* [YOUR INSTRUCTIONS]: Read the lines that follow and pick out every one containing the word "должна".

* [ITEMS]:
■ ■ ■ ■

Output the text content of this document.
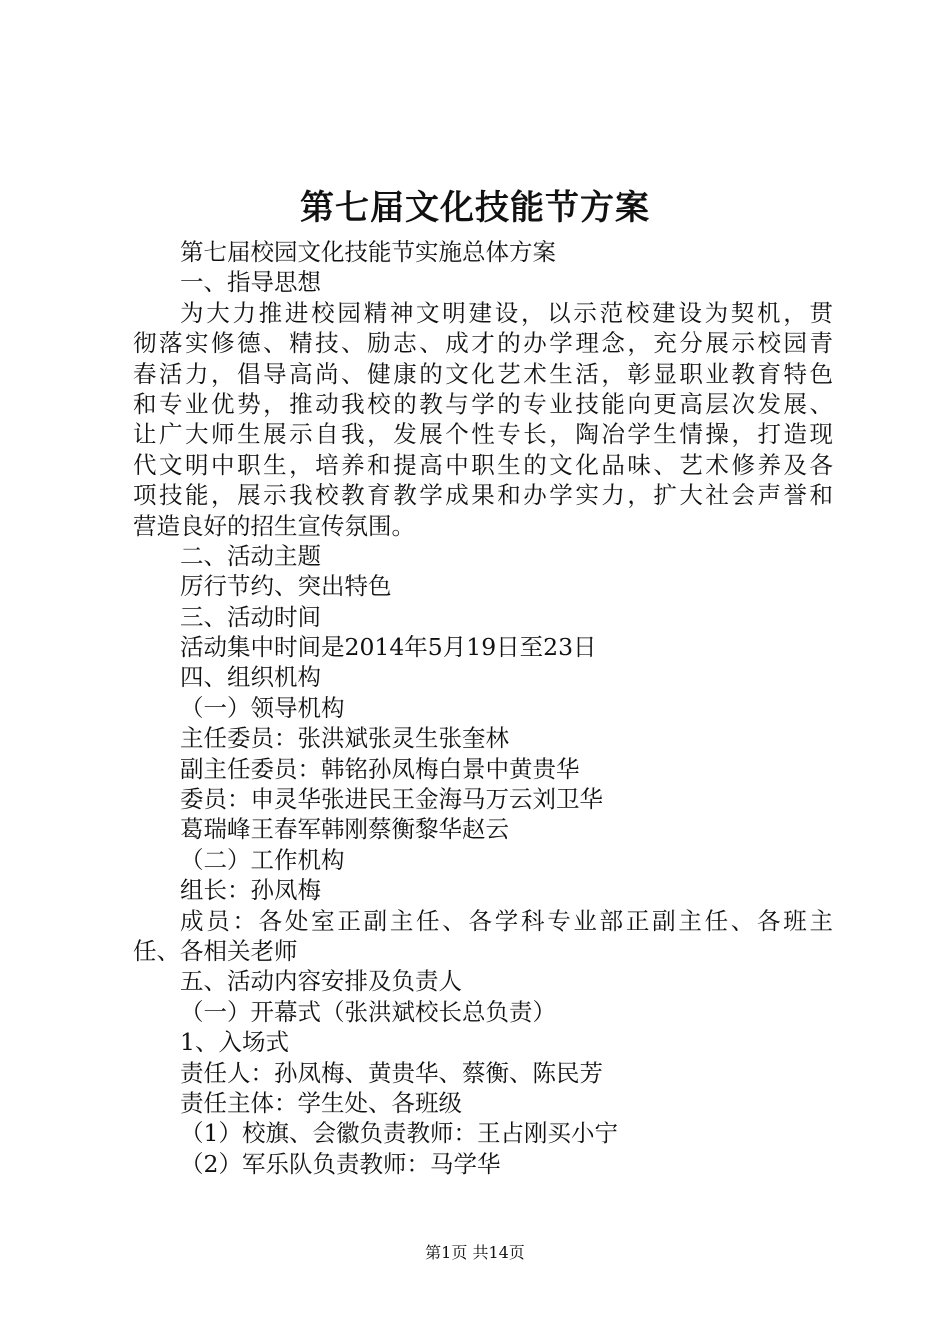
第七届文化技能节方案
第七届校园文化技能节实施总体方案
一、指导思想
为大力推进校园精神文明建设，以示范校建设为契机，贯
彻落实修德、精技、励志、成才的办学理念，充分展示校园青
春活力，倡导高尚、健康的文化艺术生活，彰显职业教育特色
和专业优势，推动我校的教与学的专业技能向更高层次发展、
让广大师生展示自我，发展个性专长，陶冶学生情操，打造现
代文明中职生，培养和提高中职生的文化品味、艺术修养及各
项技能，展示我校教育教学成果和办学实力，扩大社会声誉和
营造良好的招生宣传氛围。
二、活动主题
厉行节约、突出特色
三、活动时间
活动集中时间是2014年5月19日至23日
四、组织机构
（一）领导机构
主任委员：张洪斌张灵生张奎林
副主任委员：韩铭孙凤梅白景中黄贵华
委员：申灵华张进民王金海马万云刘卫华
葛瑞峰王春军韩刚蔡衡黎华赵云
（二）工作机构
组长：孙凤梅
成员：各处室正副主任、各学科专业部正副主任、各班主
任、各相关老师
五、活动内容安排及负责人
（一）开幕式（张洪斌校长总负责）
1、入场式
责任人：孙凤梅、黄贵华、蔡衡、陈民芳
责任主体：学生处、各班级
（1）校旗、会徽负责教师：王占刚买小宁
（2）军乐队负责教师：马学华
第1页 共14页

■ ■ ■ ■

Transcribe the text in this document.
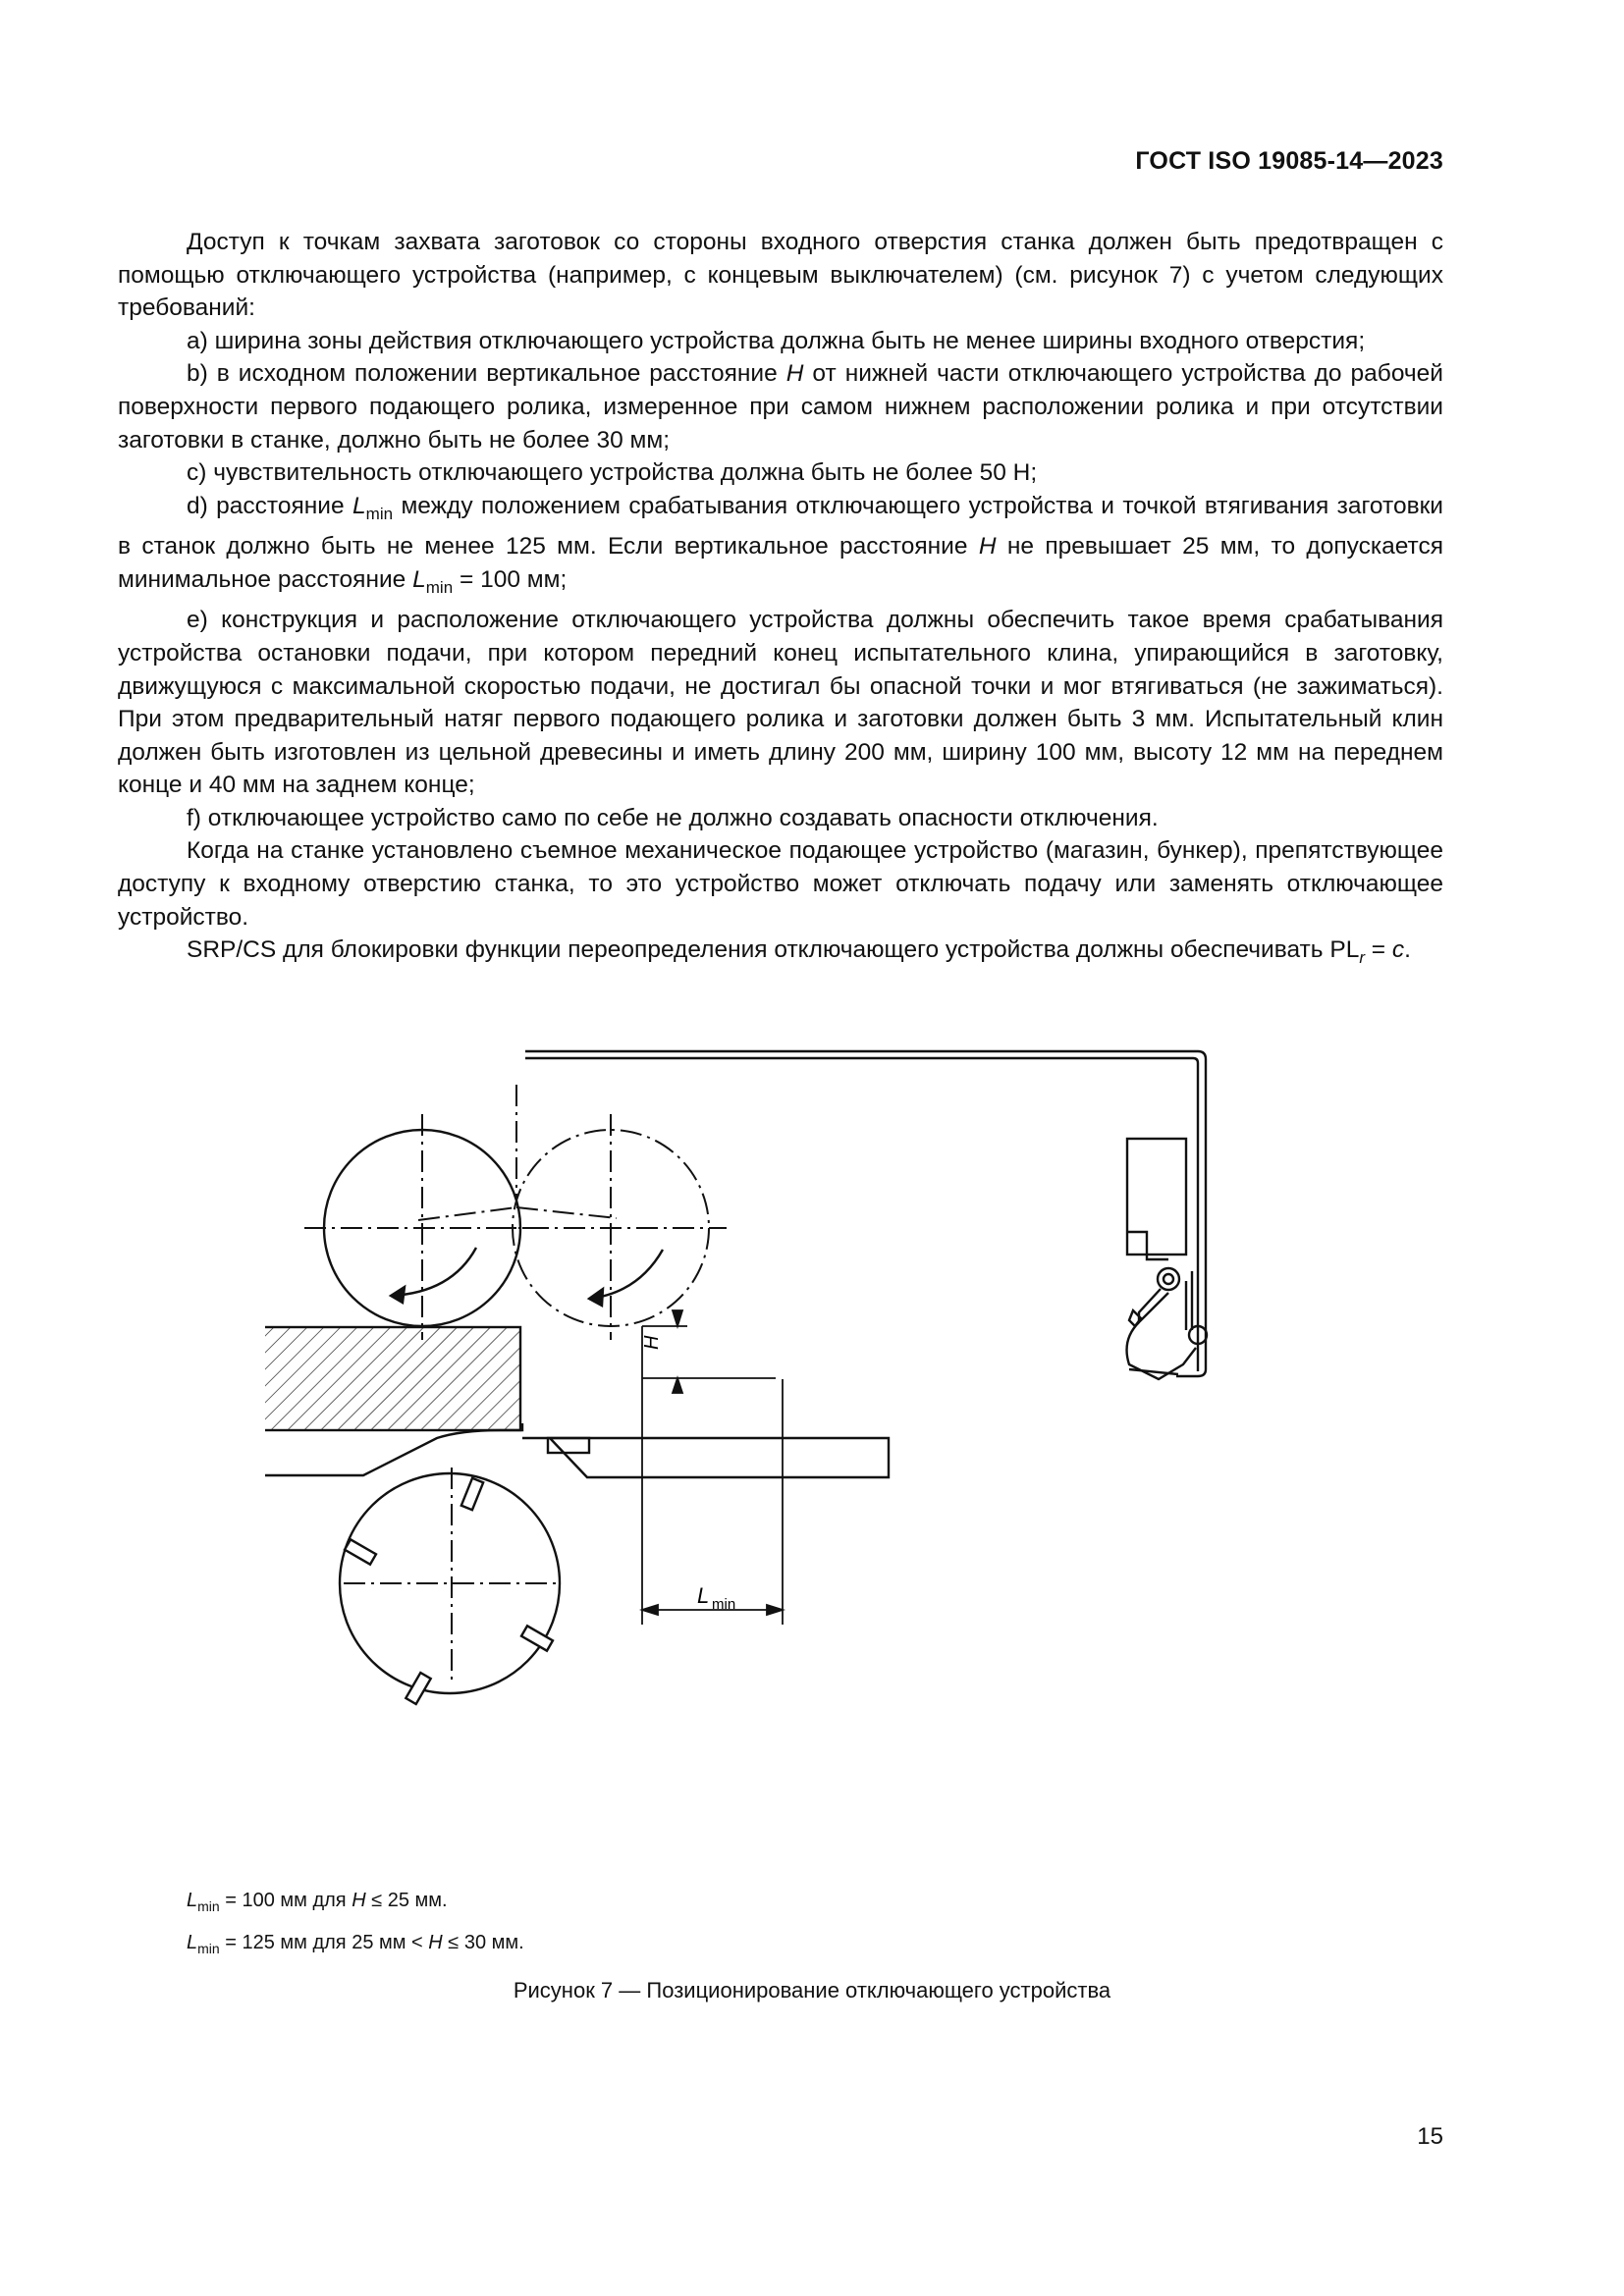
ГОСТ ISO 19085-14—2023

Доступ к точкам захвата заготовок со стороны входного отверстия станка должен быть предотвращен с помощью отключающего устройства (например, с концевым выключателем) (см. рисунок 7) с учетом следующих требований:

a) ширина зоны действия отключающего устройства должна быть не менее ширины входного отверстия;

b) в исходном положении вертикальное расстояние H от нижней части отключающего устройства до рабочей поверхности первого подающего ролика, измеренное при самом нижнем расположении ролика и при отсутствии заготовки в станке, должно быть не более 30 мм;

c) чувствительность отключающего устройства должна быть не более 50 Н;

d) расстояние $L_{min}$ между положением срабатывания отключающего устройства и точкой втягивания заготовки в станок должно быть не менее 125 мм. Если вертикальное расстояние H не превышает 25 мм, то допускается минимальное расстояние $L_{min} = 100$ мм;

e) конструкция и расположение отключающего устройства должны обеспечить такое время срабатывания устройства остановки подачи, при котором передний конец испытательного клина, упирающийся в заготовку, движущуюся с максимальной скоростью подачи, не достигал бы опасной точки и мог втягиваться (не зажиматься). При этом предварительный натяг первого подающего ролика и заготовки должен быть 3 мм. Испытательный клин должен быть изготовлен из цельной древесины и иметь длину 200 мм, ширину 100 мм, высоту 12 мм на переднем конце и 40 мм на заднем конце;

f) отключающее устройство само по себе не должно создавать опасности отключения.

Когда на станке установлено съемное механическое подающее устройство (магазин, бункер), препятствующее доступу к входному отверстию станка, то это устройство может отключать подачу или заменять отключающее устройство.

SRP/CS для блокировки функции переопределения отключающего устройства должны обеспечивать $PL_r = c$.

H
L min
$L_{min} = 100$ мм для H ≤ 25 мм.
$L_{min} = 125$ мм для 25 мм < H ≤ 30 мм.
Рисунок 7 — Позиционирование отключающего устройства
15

■ ■ ■ ■

* [THE OUTPUT]:
a) ширина зоны действия отключающего устройства должна быть не менее ширины входного отверстия;
c) чувствительность отключающего устройства должна быть не более 50 Н;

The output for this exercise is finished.